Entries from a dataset
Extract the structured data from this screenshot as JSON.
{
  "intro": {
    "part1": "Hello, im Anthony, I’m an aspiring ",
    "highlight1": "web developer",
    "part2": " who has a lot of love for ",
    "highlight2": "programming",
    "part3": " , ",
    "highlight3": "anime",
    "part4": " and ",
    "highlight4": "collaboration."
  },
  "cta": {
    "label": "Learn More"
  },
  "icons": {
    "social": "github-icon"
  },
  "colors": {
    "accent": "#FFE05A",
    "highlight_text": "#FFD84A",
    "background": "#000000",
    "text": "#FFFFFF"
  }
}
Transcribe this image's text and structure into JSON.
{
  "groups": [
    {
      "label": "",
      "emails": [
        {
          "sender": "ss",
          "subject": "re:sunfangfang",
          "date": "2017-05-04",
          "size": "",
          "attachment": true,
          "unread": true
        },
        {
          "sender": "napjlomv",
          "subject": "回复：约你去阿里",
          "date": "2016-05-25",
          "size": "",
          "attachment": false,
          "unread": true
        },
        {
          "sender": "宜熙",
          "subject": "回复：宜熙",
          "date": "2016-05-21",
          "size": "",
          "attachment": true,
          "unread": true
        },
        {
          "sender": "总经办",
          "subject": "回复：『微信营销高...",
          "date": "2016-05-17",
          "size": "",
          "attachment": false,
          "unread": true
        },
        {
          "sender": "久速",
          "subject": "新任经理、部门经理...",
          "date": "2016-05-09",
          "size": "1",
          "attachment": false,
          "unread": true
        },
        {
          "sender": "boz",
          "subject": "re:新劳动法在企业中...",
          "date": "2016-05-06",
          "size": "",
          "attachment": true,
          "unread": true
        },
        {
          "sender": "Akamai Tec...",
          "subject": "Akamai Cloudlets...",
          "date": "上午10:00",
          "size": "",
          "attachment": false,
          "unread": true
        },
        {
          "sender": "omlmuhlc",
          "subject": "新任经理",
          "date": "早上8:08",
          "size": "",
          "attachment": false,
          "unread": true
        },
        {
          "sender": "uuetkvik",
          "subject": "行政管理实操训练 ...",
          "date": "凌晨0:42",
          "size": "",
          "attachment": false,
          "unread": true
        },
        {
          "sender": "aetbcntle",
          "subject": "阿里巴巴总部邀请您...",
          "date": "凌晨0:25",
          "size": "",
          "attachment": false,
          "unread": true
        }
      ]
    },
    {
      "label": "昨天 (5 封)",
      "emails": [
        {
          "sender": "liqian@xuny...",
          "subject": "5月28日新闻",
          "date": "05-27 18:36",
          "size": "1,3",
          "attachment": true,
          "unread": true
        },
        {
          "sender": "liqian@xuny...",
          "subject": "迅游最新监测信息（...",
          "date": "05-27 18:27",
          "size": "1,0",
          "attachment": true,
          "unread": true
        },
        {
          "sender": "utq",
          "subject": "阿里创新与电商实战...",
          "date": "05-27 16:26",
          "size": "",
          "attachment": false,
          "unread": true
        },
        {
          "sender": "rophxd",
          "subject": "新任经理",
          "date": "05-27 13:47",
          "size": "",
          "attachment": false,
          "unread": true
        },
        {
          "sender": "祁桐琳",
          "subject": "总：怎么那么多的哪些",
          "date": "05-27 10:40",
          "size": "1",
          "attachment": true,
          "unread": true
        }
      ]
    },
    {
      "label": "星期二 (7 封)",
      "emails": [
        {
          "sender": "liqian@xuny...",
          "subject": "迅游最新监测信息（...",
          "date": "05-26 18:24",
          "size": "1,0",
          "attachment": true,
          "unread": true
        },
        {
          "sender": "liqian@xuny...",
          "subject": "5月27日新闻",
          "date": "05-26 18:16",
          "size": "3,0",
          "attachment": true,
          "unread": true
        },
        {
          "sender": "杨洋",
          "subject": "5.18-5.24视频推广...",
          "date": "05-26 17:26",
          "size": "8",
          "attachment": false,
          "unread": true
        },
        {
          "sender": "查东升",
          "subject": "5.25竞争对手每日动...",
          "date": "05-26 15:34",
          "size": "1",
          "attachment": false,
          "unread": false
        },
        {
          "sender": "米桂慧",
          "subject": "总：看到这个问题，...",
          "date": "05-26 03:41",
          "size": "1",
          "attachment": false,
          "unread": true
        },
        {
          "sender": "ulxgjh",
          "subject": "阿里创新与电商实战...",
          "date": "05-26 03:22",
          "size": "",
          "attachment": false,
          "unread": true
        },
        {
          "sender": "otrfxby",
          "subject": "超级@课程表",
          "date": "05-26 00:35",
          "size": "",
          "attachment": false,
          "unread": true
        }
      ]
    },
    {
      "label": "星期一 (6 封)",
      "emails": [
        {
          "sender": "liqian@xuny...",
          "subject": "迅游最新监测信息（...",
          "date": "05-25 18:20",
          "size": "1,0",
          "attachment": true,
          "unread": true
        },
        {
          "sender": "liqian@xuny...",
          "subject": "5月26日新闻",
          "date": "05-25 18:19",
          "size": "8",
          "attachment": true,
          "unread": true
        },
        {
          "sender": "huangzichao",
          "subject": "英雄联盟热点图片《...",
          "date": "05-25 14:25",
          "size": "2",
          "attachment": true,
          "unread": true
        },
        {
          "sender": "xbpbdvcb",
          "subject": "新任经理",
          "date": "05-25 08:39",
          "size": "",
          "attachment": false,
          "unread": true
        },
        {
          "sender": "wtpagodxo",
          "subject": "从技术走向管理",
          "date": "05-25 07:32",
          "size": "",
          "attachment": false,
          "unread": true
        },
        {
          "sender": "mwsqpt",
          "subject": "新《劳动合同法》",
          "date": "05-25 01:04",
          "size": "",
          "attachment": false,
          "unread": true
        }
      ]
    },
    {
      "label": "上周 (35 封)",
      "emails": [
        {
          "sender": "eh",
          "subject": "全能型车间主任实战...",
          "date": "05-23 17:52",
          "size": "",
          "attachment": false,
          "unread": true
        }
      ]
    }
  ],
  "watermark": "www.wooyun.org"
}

What to produce
Extract every line of the records above that contains the word "this".

Exercise answer
Extract the structured data from this screenshot as JSON.
Transcribe this image's text and structure into JSON.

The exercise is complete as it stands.